§ TEXT PASSAGE:

Title: Visual Basic Availability
Post by: Kazan on July 20, 2002, 01:31:30 pm
SAMS books = teh suck
Title: Visual Basic Availability
Post by: Petrarch of the VBB on July 20, 2002, 01:33:03 pm
In what way?
Title: Visual Basic Availability
Post by: Kazan on July 20, 2002, 01:40:06 pm
every way
Title: Visual Basic Availability
Post by: penguin on July 21, 2002, 10:15:13 am
meh, any book that teaches you the basics is OK.  You don't really learn until you start on a real project.

The best you can hope for is a book that doesn't give you any misinformation about "the way to do it"  That's why you should avoid MS Press books -- all the brain-damaged "hungarian notaion," and every class name starting with "C" is more obfuscating than enlightening.  (What happens if you need to change a variable's type?  Do you rename all the variables, or do you leave them with the "wrong signature"?)  But I digress...

And athough the FS2 code is in C++, it's not "really C++" -- there's very little use of classes, etc. that make C++ an OOL.  It's using the "better C" features of the language.  If you know C but not C++, you can understand 95% of the FS2 code.

BTW don't flame me for saying that :p  I say it with complete neutrality -- I'm not saying anything good nor bad about OOP.
Title: Visual Basic Availability
Post by: Petrarch of the VBB on July 21, 2002, 02:06:19 pm
Well then, can anyone offer up any siggestions of the pofview wotsit? When I try and compile I get errors saying .h not in this directory, so I move them into that directory, and get twice as many errors! Help!
Title: Visual Basic Availability
Post by: Martinus on July 21, 2002, 02:56:27 pm
Quote
Originally posted by Petrarch of th VBB
Well then, can anyone offer up any siggestions of the pofview wotsit? When I try and compile I get errors saying .h not in this directory, so I move them into that directory, and get twice as many errors! Help!


Are you trying to compile with GCC or the compiler that came with the SAMS book?

§ WORK ORDER 1:
From the forum thread above:
(a) Which publisher's books does Kazan say are bad?
(b) Which publisher's books does penguin say you should avoid?
(c) In what language is the FS2 code written?
§ WORK ORDER 2: Who are all the different users who post in the forum thread above?

§ LISTED ENTRIES:

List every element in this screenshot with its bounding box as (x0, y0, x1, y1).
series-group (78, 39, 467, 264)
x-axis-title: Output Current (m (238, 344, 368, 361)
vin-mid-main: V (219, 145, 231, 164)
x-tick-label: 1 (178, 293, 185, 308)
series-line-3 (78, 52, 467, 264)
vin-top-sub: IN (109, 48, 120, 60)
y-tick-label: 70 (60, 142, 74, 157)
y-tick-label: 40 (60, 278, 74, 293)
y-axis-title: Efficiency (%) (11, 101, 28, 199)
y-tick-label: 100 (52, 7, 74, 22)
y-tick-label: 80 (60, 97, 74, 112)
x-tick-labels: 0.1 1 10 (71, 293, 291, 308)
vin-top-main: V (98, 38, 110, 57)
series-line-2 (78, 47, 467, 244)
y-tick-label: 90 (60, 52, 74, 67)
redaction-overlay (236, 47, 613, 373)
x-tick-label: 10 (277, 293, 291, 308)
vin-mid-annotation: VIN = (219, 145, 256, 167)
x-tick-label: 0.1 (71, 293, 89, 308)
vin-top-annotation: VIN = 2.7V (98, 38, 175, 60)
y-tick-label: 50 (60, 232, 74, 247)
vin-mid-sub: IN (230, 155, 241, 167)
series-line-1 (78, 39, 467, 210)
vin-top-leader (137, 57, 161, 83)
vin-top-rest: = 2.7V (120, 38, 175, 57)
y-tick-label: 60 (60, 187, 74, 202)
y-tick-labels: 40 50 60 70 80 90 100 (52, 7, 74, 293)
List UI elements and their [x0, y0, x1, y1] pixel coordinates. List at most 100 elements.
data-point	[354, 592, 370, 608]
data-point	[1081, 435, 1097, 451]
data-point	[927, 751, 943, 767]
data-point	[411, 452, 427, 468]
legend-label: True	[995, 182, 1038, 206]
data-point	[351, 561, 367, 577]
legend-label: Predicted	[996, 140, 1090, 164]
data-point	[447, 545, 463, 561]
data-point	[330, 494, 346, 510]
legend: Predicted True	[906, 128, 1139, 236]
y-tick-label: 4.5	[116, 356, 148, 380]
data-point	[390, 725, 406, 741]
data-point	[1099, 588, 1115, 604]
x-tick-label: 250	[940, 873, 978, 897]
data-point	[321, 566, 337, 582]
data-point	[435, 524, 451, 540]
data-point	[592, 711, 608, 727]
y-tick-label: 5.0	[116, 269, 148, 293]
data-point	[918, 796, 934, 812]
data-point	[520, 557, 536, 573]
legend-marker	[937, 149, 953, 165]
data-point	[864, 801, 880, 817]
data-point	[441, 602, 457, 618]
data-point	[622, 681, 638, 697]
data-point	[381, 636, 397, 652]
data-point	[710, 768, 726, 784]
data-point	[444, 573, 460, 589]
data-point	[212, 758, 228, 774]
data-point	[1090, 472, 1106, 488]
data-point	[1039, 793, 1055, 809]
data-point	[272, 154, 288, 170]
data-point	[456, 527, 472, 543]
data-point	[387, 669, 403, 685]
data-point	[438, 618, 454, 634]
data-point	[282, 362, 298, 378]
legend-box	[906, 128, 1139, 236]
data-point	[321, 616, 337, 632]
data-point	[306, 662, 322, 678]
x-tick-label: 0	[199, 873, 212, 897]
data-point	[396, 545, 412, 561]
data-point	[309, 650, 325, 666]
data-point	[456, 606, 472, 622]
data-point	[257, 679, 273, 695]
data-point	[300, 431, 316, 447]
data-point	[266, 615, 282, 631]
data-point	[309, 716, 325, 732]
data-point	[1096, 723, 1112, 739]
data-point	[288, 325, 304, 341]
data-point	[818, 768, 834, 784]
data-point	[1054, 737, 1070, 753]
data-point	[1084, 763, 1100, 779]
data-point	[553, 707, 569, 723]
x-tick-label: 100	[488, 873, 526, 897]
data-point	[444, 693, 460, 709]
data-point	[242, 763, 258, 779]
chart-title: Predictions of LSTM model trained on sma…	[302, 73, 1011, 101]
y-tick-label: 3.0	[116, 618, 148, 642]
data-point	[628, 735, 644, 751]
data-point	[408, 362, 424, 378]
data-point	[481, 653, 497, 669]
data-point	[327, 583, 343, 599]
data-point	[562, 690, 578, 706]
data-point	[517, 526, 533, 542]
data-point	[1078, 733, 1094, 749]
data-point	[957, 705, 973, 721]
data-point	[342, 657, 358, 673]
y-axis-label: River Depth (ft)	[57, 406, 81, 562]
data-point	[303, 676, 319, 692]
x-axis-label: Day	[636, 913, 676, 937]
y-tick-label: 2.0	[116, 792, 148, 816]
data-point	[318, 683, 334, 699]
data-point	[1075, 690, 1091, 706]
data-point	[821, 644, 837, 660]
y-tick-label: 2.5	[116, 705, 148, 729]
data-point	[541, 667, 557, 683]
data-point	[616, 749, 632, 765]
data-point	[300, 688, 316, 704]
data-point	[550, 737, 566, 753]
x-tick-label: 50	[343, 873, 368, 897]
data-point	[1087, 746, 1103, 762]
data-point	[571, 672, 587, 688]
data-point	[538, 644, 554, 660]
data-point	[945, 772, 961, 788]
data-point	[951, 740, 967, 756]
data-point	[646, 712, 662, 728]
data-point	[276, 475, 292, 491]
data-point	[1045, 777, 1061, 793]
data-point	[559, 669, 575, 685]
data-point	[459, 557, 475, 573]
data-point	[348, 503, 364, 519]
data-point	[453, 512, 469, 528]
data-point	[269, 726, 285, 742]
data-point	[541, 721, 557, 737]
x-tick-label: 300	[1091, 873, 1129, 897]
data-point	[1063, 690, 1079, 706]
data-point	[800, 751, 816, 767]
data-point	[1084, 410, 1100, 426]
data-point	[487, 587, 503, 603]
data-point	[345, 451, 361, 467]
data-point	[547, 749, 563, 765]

§ SOLUTION 1:
(a) SAMS
(b) MS Press
(c) C++

§ SOLUTION 2: Kazan, Petrarch of the VBB, penguin, Martinus